The developing device 33 supplies developing agent (toner, for example) on the outer circumferential surface of the photoconductor drum 31, to develop the electrostatic latent image formed on the outer circumferential surface of the photoconductor drum 31. The developing device 33 develops the electrostatic latent image, to convert it to a toner image. In other words, the developing device 33 forms the toner image on the outer circumferential surface of the photoconductor drum 31. Furthermore, the sheet feeding device 14 feeds a sheet SH to a conveying path 371. The image processing apparatus 10 conveys the sheet SH to a transfer position of the transfer device 34 through the conveying path 371 at a constant speed. The transfer device 34 electrostatically transfers the toner image formed on the outer circumferential surface of the photoconductor drum 31 on the sheet SH at the transfer position. The cleaning device 35 is arranged in the following process of the transfer device 34. The cleaning device 35 removes toner and foreign matters such as writing break remaining on the photoconductor drum 31 after the transfer. The discharging lamp 36 removes remaining charge on the outer circumferential surface of the photoconductor drum 31.


Since FIG. 1 shows the image processing apparatus 10 by simplification, the image forming unit of the printer unit 30 is shown by one in the drawing. Actually, the image processing apparatus 10 has the image forming units having the same configuration as the configuration as described above, for the respective colors of black, magenta, cyan, yellow, and so on. When forming a color image, the image processing apparatus 10 uses the image forming units of the respective colors. Furthermore, the image processing apparatus 10 processes data of an image to be printed which has been inputted from a terminal device such as a PC (Personal Computer), and outputs the processed data to the printer unit 30. Accordingly, the printer unit 30 can also form an image on a sheet SH, in accordance with the data of an image inputted from the PC.


The image processing apparatus 10 conveys the sheet SH on which the toner image has been transferred by the printer unit 30 to a fixing device 38 through a conveying path 372. The fixing device 38 has a fixing roller and a pressure roller which are arranged to face each other. The fixing device 38 conveys the sheet SH while sandwiching the sheet SH between the fixing roller and the pressure roller, to fix the toner image transferred on the sheet SH to the sheet SH. The sheet discharge roller 39 discharges the sheet SH in which the toner image has been fixed and the image forming has been completed to the tray 15. The tray 15 holds the discharged sheet SH.

Extracted records
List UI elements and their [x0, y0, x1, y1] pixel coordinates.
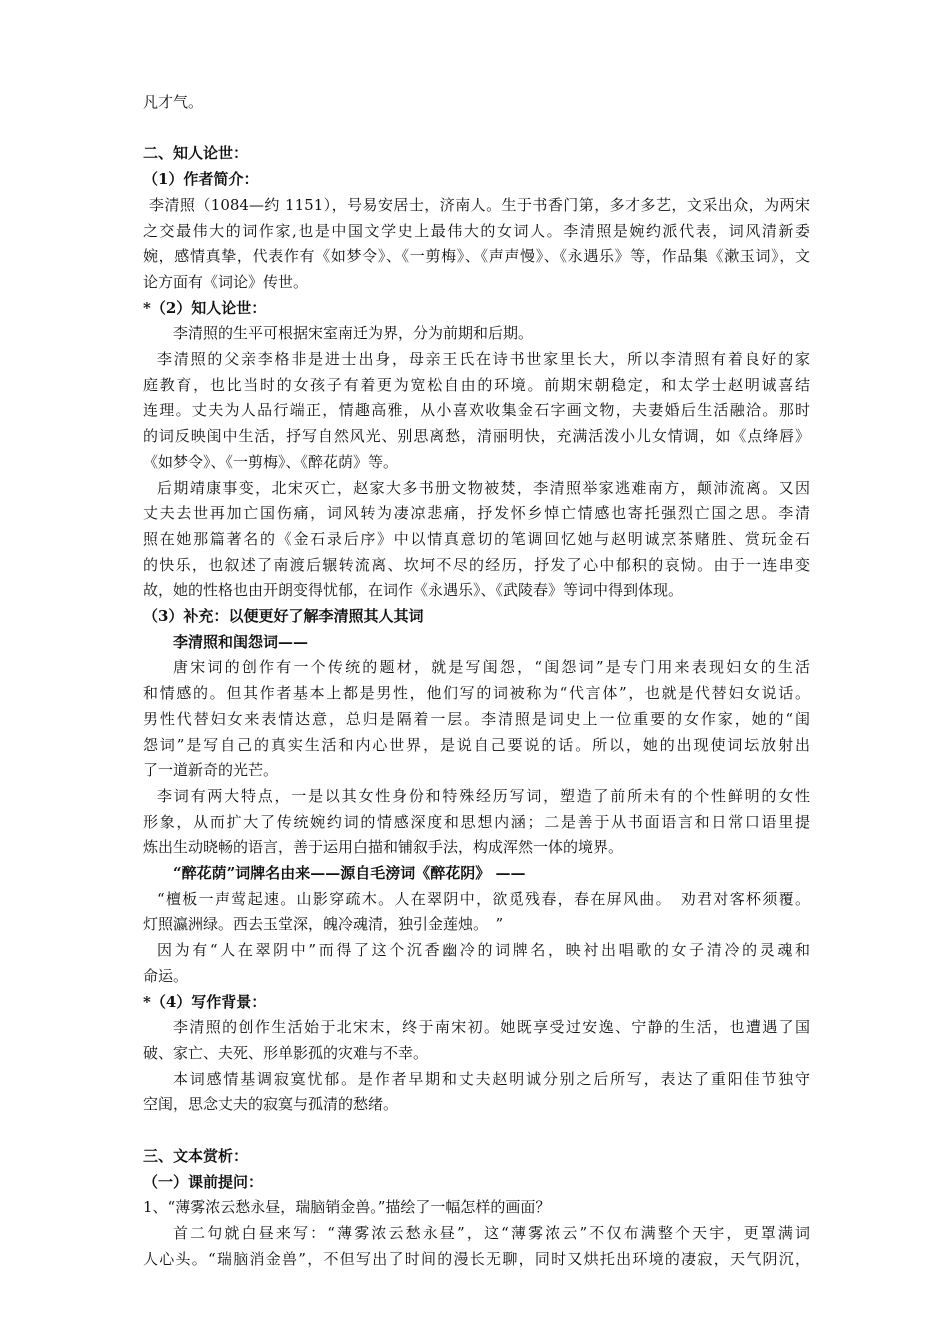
blank-line [143, 116, 810, 142]
text-line: 之交最伟大的词作家,也是中国文学史上最伟大的女词人。李清照是婉约派代表，词风清新委 [143, 221, 810, 240]
text-line: 的词反映闺中生活，抒写自然风光、别思离愁，清丽明快，充满活泼小儿女情调，如《点绛唇》 [143, 427, 810, 446]
text-line: 唐宋词的创作有一个传统的题材，就是写闺怨，“闺怨词”是专门用来表现妇女的生活 [173, 658, 810, 677]
text-line: 庭教育，也比当时的女孩子有着更为宽松自由的环境。前期宋朝稳定，和太学士赵明诚喜结 [143, 375, 810, 394]
text-line: 照在她那篇著名的《金石录后序》中以情真意切的笔调回忆她与赵明诚烹茶赌胜、赏玩金石 [143, 529, 810, 548]
subsection-heading: *（2）知人论世： [143, 298, 267, 317]
text-line: 破、家亡、夫死、形单影孤的灾难与不幸。 [143, 1044, 429, 1062]
section-heading: 三、文本赏析： [143, 1146, 249, 1165]
text-line: 连理。丈夫为人品行端正，情趣高雅，从小喜欢收集金石字画文物，夫妻婚后生活融洽。那时 [143, 401, 810, 420]
section-heading: 二、知人论世： [143, 144, 249, 163]
subsection-heading: （一）课前提问： [143, 1172, 264, 1191]
text-line: 空闺，思念丈夫的寂寞与孤清的愁绪。 [143, 1095, 399, 1114]
text-line: 凡才气。 [143, 93, 204, 111]
topic-heading: “醉花荫”词牌名由来——源自毛滂词《醉花阴》 —— [173, 864, 526, 883]
topic-heading: 李清照和闺怨词—— [173, 632, 309, 651]
text-line: 李词有两大特点，一是以其女性身份和特殊经历写词，塑造了前所未有的个性鲜明的女性 [157, 786, 810, 805]
text-line: 人心头。“瑞脑消金兽”，不但写出了时间的漫长无聊，同时又烘托出环境的凄寂，天气阴沉， [143, 1249, 810, 1268]
blank-line [143, 1118, 810, 1144]
poem-line: “檀板一声莺起速。山影穿疏木。人在翠阴中，欲觅残春，春在屏风曲。 劝君对客杯须覆。 [157, 889, 810, 908]
text-line: 李清照的生平可根据宋室南迁为界，分为前期和后期。 [173, 324, 534, 343]
text-line: 形象，从而扩大了传统婉约词的情感深度和思想内涵；二是善于从书面语言和日常口语里提 [143, 812, 810, 831]
text-line: 丈夫去世再加亡国伤痛，词风转为凄凉悲痛，抒发怀乡悼亡情感也寄托强烈亡国之思。李清 [143, 504, 810, 523]
text-line: 论方面有《词论》传世。 [143, 272, 309, 291]
poem-line: 灯照瀛洲绿。西去玉堂深，魄冷魂清，独引金莲烛。 ” [143, 915, 504, 934]
text-line: 男性代替妇女来表情达意，总归是隔着一层。李清照是词史上一位重要的女作家，她的“闺 [143, 709, 810, 728]
subsection-heading: *（4）写作背景： [143, 992, 267, 1011]
text-line: 李清照（1084—约 1151），号易安居士，济南人。生于书香门第，多才多艺，文采出众，为两宋 [149, 195, 810, 214]
text-line: 婉，感情真挚，代表作有《如梦令》、《一剪梅》、《声声慢》、《永遇乐》等，作品集《漱玉词》，文 [143, 247, 810, 266]
text-line: 后期靖康事变，北宋灭亡，赵家大多书册文物被焚，李清照举家逃难南方，颠沛流离。又因 [157, 478, 810, 497]
subsection-heading: （3）补充：以便更好了解李清照其人其词 [143, 607, 424, 626]
document-page [143, 90, 810, 1272]
subsection-heading: （1）作者简介： [143, 170, 259, 189]
text-line: 和情感的。但其作者基本上都是男性，他们写的词被称为“代言体”，也就是代替妇女说话。 [143, 684, 810, 703]
text-line: 本词感情基调寂寞忧郁。是作者早期和丈夫赵明诚分别之后所写，表达了重阳佳节独守 [173, 1069, 810, 1088]
text-line: 命运。 [143, 966, 189, 985]
text-line: 炼出生动晓畅的语言，善于运用白描和铺叙手法，构成浑然一体的境界。 [143, 838, 624, 857]
question-line: 1、“薄雾浓云愁永昼，瑞脑销金兽。”描绘了一幅怎样的画面？ [143, 1198, 551, 1217]
text-line: 的快乐，也叙述了南渡后辗转流离、坎坷不尽的经历，抒发了心中郁积的哀恸。由于一连串变 [143, 555, 810, 574]
text-line: 《如梦令》、《一剪梅》、《醉花荫》等。 [143, 452, 399, 471]
text-line: 李清照的父亲李格非是进士出身，母亲王氏在诗书世家里长大，所以李清照有着良好的家 [157, 350, 810, 369]
text-line: 因为有“人在翠阴中”而得了这个沉香幽冷的词牌名，映衬出唱歌的女子清冷的灵魂和 [157, 941, 810, 960]
text-line: 首二句就白昼来写：“薄雾浓云愁永昼”，这“薄雾浓云”不仅布满整个天宇，更罩满词 [173, 1223, 810, 1242]
text-line: 怨词”是写自己的真实生活和内心世界，是说自己要说的话。所以，她的出现使词坛放射出 [143, 735, 810, 754]
text-line: 故，她的性格也由开朗变得忧郁，在词作《永遇乐》、《武陵春》等词中得到体现。 [143, 581, 684, 600]
text-line: 李清照的创作生活始于北宋末，终于南宋初。她既享受过安逸、宁静的生活，也遭遇了国 [173, 1018, 810, 1037]
text-line: 了一道新奇的光芒。 [143, 761, 279, 780]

**JOBS:**
[a] According to the passage on the image processing apparatus, what two rollers make up the fixing device 38?
[b] In the passage on the image processing apparatus, turn the paragraph beginning "The image processing apparatus 10 conveys the sheet SH on which the toner image" into a short bulleted list that keeps its main facts.
The records are independent material, separate from the text.

**TASK-BY-TASK OUTPUTS:**
[a] A fixing roller and a pressure roller, arranged to face each other.

[b]
- After the printer unit 30 transfers the toner image, the sheet SH is conveyed through conveying path 372 to the fixing device 38.
- The fixing device 38 has a fixing roller and a pressure roller that face each other.
- It conveys the sheet sandwiched between the two rollers, fixing the toner image to the sheet.
- The sheet discharge roller 39 discharges the completed sheet to the tray 15, which holds it.